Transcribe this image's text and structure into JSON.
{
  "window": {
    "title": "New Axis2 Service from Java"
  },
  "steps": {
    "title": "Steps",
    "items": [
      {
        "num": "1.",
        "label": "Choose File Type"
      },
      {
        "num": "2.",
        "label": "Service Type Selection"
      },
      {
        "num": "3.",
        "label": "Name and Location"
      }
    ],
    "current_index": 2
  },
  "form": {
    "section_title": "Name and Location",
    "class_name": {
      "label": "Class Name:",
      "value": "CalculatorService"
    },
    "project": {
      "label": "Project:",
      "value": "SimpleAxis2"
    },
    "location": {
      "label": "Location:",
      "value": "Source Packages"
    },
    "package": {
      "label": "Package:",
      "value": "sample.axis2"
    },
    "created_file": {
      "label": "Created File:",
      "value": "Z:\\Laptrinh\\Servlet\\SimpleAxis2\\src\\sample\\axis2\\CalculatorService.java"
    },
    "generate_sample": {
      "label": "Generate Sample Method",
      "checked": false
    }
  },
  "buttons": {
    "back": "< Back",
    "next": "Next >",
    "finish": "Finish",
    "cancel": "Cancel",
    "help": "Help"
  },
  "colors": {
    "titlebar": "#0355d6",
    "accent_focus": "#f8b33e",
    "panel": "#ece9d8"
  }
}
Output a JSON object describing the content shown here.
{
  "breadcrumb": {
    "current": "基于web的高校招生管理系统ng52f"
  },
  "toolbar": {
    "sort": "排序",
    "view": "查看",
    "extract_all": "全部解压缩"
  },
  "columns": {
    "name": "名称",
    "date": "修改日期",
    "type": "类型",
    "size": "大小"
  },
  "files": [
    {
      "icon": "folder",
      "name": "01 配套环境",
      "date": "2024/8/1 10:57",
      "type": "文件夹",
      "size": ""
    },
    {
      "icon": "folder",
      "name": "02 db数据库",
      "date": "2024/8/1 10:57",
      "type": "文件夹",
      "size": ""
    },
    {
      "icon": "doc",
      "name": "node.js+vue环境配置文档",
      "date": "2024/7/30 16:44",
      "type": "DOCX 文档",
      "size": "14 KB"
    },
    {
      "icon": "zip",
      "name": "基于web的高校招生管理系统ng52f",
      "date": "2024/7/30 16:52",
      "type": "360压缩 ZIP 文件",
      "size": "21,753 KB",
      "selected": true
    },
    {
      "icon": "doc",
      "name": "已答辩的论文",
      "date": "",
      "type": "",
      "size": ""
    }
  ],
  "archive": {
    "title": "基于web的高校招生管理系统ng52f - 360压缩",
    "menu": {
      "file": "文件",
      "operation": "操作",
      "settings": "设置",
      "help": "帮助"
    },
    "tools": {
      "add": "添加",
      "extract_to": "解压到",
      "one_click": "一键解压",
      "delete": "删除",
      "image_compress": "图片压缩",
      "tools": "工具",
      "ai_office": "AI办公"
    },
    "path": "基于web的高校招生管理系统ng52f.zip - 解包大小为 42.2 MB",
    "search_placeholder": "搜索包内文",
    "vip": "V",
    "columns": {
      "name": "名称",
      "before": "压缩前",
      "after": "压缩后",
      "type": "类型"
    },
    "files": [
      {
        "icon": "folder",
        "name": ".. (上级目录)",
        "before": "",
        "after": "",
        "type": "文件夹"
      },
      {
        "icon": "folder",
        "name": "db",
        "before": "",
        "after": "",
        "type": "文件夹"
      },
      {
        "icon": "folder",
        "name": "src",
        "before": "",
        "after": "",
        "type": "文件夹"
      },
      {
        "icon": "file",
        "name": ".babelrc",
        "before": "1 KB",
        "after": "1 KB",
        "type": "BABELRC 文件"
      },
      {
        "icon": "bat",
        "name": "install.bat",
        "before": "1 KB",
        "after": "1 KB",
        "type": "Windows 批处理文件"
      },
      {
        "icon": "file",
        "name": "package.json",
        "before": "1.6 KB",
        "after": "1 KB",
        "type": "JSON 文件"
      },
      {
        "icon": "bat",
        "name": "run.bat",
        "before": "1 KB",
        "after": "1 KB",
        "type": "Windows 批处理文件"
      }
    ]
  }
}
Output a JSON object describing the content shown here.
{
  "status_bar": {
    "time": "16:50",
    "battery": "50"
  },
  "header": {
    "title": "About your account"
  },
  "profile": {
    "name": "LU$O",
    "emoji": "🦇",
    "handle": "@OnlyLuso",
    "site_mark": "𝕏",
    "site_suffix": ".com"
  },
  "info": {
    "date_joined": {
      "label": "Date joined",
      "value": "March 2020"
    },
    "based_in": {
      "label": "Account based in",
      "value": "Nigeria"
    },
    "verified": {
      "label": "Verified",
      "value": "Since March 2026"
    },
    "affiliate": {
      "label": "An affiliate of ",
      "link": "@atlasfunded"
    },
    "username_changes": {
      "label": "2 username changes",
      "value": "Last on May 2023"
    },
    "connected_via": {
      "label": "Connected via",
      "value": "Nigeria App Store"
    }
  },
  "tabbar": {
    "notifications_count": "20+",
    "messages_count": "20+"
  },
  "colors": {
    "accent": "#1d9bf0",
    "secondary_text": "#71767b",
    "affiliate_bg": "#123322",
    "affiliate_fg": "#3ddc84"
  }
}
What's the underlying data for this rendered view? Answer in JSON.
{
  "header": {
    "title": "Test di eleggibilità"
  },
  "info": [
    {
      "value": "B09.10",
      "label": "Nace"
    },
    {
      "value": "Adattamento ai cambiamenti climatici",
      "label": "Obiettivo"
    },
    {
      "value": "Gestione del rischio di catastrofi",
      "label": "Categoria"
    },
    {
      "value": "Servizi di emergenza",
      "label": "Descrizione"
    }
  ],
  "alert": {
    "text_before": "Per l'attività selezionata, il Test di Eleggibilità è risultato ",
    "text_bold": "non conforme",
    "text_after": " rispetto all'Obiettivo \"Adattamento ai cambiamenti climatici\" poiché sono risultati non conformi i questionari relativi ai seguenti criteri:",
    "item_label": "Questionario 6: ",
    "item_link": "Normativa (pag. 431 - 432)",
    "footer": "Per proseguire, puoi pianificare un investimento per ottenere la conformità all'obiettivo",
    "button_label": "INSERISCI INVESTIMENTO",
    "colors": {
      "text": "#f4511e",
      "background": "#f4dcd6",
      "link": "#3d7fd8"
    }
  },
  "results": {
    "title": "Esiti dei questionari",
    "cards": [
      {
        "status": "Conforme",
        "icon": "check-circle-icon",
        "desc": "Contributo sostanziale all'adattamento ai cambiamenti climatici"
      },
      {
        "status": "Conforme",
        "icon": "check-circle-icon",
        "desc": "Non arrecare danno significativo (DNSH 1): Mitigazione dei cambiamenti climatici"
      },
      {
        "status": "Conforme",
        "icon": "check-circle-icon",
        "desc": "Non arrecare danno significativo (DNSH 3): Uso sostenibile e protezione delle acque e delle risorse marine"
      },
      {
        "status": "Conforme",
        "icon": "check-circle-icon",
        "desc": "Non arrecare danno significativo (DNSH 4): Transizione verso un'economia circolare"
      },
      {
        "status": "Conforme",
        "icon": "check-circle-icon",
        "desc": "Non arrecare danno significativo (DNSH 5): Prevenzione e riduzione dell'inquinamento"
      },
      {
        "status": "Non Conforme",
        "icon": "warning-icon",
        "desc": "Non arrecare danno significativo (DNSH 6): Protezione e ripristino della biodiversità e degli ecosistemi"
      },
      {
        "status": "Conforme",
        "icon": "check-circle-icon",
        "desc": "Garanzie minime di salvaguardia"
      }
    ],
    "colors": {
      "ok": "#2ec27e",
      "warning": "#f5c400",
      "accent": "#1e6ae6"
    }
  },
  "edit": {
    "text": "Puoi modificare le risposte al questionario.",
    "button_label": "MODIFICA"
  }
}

============================================================

— Written exercise —
Print the listing above in full, exactly as it is.

— Finished exercise —
Transcribe this image's text and structure into JSON.
{
  "window": {
    "title": "New Axis2 Service from Java"
  },
  "steps": {
    "title": "Steps",
    "items": [
      {
        "num": "1.",
        "label": "Choose File Type"
      },
      {
        "num": "2.",
        "label": "Service Type Selection"
      },
      {
        "num": "3.",
        "label": "Name and Location"
      }
    ],
    "current_index": 2
  },
  "form": {
    "section_title": "Name and Location",
    "class_name": {
      "label": "Class Name:",
      "value": "CalculatorService"
    },
    "project": {
      "label": "Project:",
      "value": "SimpleAxis2"
    },
    "location": {
      "label": "Location:",
      "value": "Source Packages"
    },
    "package": {
      "label": "Package:",
      "value": "sample.axis2"
    },
    "created_file": {
      "label": "Created File:",
      "value": "Z:\\Laptrinh\\Servlet\\SimpleAxis2\\src\\sample\\axis2\\CalculatorService.java"
    },
    "generate_sample": {
      "label": "Generate Sample Method",
      "checked": false
    }
  },
  "buttons": {
    "back": "< Back",
    "next": "Next >",
    "finish": "Finish",
    "cancel": "Cancel",
    "help": "Help"
  },
  "colors": {
    "titlebar": "#0355d6",
    "accent_focus": "#f8b33e",
    "panel": "#ece9d8"
  }
}
Output a JSON object describing the content shown here.
{
  "breadcrumb": {
    "current": "基于web的高校招生管理系统ng52f"
  },
  "toolbar": {
    "sort": "排序",
    "view": "查看",
    "extract_all": "全部解压缩"
  },
  "columns": {
    "name": "名称",
    "date": "修改日期",
    "type": "类型",
    "size": "大小"
  },
  "files": [
    {
      "icon": "folder",
      "name": "01 配套环境",
      "date": "2024/8/1 10:57",
      "type": "文件夹",
      "size": ""
    },
    {
      "icon": "folder",
      "name": "02 db数据库",
      "date": "2024/8/1 10:57",
      "type": "文件夹",
      "size": ""
    },
    {
      "icon": "doc",
      "name": "node.js+vue环境配置文档",
      "date": "2024/7/30 16:44",
      "type": "DOCX 文档",
      "size": "14 KB"
    },
    {
      "icon": "zip",
      "name": "基于web的高校招生管理系统ng52f",
      "date": "2024/7/30 16:52",
      "type": "360压缩 ZIP 文件",
      "size": "21,753 KB",
      "selected": true
    },
    {
      "icon": "doc",
      "name": "已答辩的论文",
      "date": "",
      "type": "",
      "size": ""
    }
  ],
  "archive": {
    "title": "基于web的高校招生管理系统ng52f - 360压缩",
    "menu": {
      "file": "文件",
      "operation": "操作",
      "settings": "设置",
      "help": "帮助"
    },
    "tools": {
      "add": "添加",
      "extract_to": "解压到",
      "one_click": "一键解压",
      "delete": "删除",
      "image_compress": "图片压缩",
      "tools": "工具",
      "ai_office": "AI办公"
    },
    "path": "基于web的高校招生管理系统ng52f.zip - 解包大小为 42.2 MB",
    "search_placeholder": "搜索包内文",
    "vip": "V",
    "columns": {
      "name": "名称",
      "before": "压缩前",
      "after": "压缩后",
      "type": "类型"
    },
    "files": [
      {
        "icon": "folder",
        "name": ".. (上级目录)",
        "before": "",
        "after": "",
        "type": "文件夹"
      },
      {
        "icon": "folder",
        "name": "db",
        "before": "",
        "after": "",
        "type": "文件夹"
      },
      {
        "icon": "folder",
        "name": "src",
        "before": "",
        "after": "",
        "type": "文件夹"
      },
      {
        "icon": "file",
        "name": ".babelrc",
        "before": "1 KB",
        "after": "1 KB",
        "type": "BABELRC 文件"
      },
      {
        "icon": "bat",
        "name": "install.bat",
        "before": "1 KB",
        "after": "1 KB",
        "type": "Windows 批处理文件"
      },
      {
        "icon": "file",
        "name": "package.json",
        "before": "1.6 KB",
        "after": "1 KB",
        "type": "JSON 文件"
      },
      {
        "icon": "bat",
        "name": "run.bat",
        "before": "1 KB",
        "after": "1 KB",
        "type": "Windows 批处理文件"
      }
    ]
  }
}
Output a JSON object describing the content shown here.
{
  "status_bar": {
    "time": "16:50",
    "battery": "50"
  },
  "header": {
    "title": "About your account"
  },
  "profile": {
    "name": "LU$O",
    "emoji": "🦇",
    "handle": "@OnlyLuso",
    "site_mark": "𝕏",
    "site_suffix": ".com"
  },
  "info": {
    "date_joined": {
      "label": "Date joined",
      "value": "March 2020"
    },
    "based_in": {
      "label": "Account based in",
      "value": "Nigeria"
    },
    "verified": {
      "label": "Verified",
      "value": "Since March 2026"
    },
    "affiliate": {
      "label": "An affiliate of ",
      "link": "@atlasfunded"
    },
    "username_changes": {
      "label": "2 username changes",
      "value": "Last on May 2023"
    },
    "connected_via": {
      "label": "Connected via",
      "value": "Nigeria App Store"
    }
  },
  "tabbar": {
    "notifications_count": "20+",
    "messages_count": "20+"
  },
  "colors": {
    "accent": "#1d9bf0",
    "secondary_text": "#71767b",
    "affiliate_bg": "#123322",
    "affiliate_fg": "#3ddc84"
  }
}
What's the underlying data for this rendered view? Answer in JSON.
{
  "header": {
    "title": "Test di eleggibilità"
  },
  "info": [
    {
      "value": "B09.10",
      "label": "Nace"
    },
    {
      "value": "Adattamento ai cambiamenti climatici",
      "label": "Obiettivo"
    },
    {
      "value": "Gestione del rischio di catastrofi",
      "label": "Categoria"
    },
    {
      "value": "Servizi di emergenza",
      "label": "Descrizione"
    }
  ],
  "alert": {
    "text_before": "Per l'attività selezionata, il Test di Eleggibilità è risultato ",
    "text_bold": "non conforme",
    "text_after": " rispetto all'Obiettivo \"Adattamento ai cambiamenti climatici\" poiché sono risultati non conformi i questionari relativi ai seguenti criteri:",
    "item_label": "Questionario 6: ",
    "item_link": "Normativa (pag. 431 - 432)",
    "footer": "Per proseguire, puoi pianificare un investimento per ottenere la conformità all'obiettivo",
    "button_label": "INSERISCI INVESTIMENTO",
    "colors": {
      "text": "#f4511e",
      "background": "#f4dcd6",
      "link": "#3d7fd8"
    }
  },
  "results": {
    "title": "Esiti dei questionari",
    "cards": [
      {
        "status": "Conforme",
        "icon": "check-circle-icon",
        "desc": "Contributo sostanziale all'adattamento ai cambiamenti climatici"
      },
      {
        "status": "Conforme",
        "icon": "check-circle-icon",
        "desc": "Non arrecare danno significativo (DNSH 1): Mitigazione dei cambiamenti climatici"
      },
      {
        "status": "Conforme",
        "icon": "check-circle-icon",
        "desc": "Non arrecare danno significativo (DNSH 3): Uso sostenibile e protezione delle acque e delle risorse marine"
      },
      {
        "status": "Conforme",
        "icon": "check-circle-icon",
        "desc": "Non arrecare danno significativo (DNSH 4): Transizione verso un'economia circolare"
      },
      {
        "status": "Conforme",
        "icon": "check-circle-icon",
        "desc": "Non arrecare danno significativo (DNSH 5): Prevenzione e riduzione dell'inquinamento"
      },
      {
        "status": "Non Conforme",
        "icon": "warning-icon",
        "desc": "Non arrecare danno significativo (DNSH 6): Protezione e ripristino della biodiversità e degli ecosistemi"
      },
      {
        "status": "Conforme",
        "icon": "check-circle-icon",
        "desc": "Garanzie minime di salvaguardia"
      }
    ],
    "colors": {
      "ok": "#2ec27e",
      "warning": "#f5c400",
      "accent": "#1e6ae6"
    }
  },
  "edit": {
    "text": "Puoi modificare le risposte al questionario.",
    "button_label": "MODIFICA"
  }
}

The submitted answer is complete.